# Start of MATERIAL TO PROCESS
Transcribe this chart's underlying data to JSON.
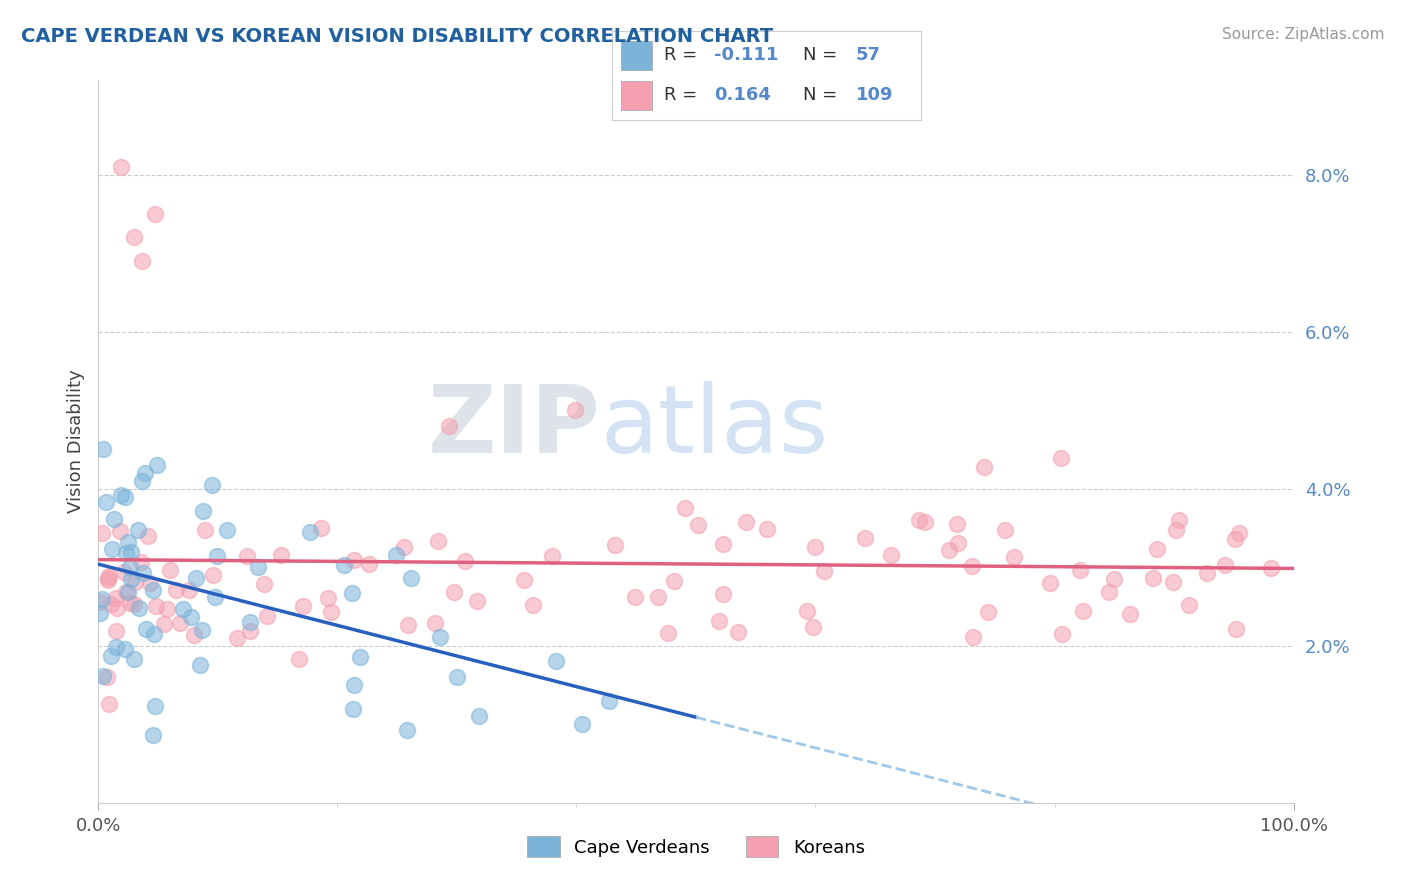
{
  "title": "CAPE VERDEAN VS KOREAN VISION DISABILITY CORRELATION CHART",
  "source": "Source: ZipAtlas.com",
  "ylabel": "Vision Disability",
  "cape_verdean_R": -0.111,
  "cape_verdean_N": 57,
  "korean_R": 0.164,
  "korean_N": 109,
  "xlim": [
    0,
    100
  ],
  "ylim": [
    0,
    9.2
  ],
  "yticks": [
    2.0,
    4.0,
    6.0,
    8.0
  ],
  "watermark_zip": "ZIP",
  "watermark_atlas": "atlas",
  "blue_scatter_color": "#7bb3d9",
  "pink_scatter_color": "#f4a0b0",
  "blue_line_color": "#2860c0",
  "pink_line_color": "#e06080",
  "dashed_line_color": "#a0c8e8",
  "title_color": "#2060a0",
  "background_color": "#ffffff",
  "grid_color": "#cccccc",
  "tick_color": "#5588cc",
  "source_color": "#999999"
}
# End of MATERIAL TO PROCESS
Transcribe each line above verbatim, with the pictures left out.

Transcribe this chart's underlying data to JSON.
{
  "title": "CAPE VERDEAN VS KOREAN VISION DISABILITY CORRELATION CHART",
  "source": "Source: ZipAtlas.com",
  "ylabel": "Vision Disability",
  "cape_verdean_R": -0.111,
  "cape_verdean_N": 57,
  "korean_R": 0.164,
  "korean_N": 109,
  "xlim": [
    0,
    100
  ],
  "ylim": [
    0,
    9.2
  ],
  "yticks": [
    2.0,
    4.0,
    6.0,
    8.0
  ],
  "watermark_zip": "ZIP",
  "watermark_atlas": "atlas",
  "blue_scatter_color": "#7bb3d9",
  "pink_scatter_color": "#f4a0b0",
  "blue_line_color": "#2860c0",
  "pink_line_color": "#e06080",
  "dashed_line_color": "#a0c8e8",
  "title_color": "#2060a0",
  "background_color": "#ffffff",
  "grid_color": "#cccccc",
  "tick_color": "#5588cc",
  "source_color": "#999999"
}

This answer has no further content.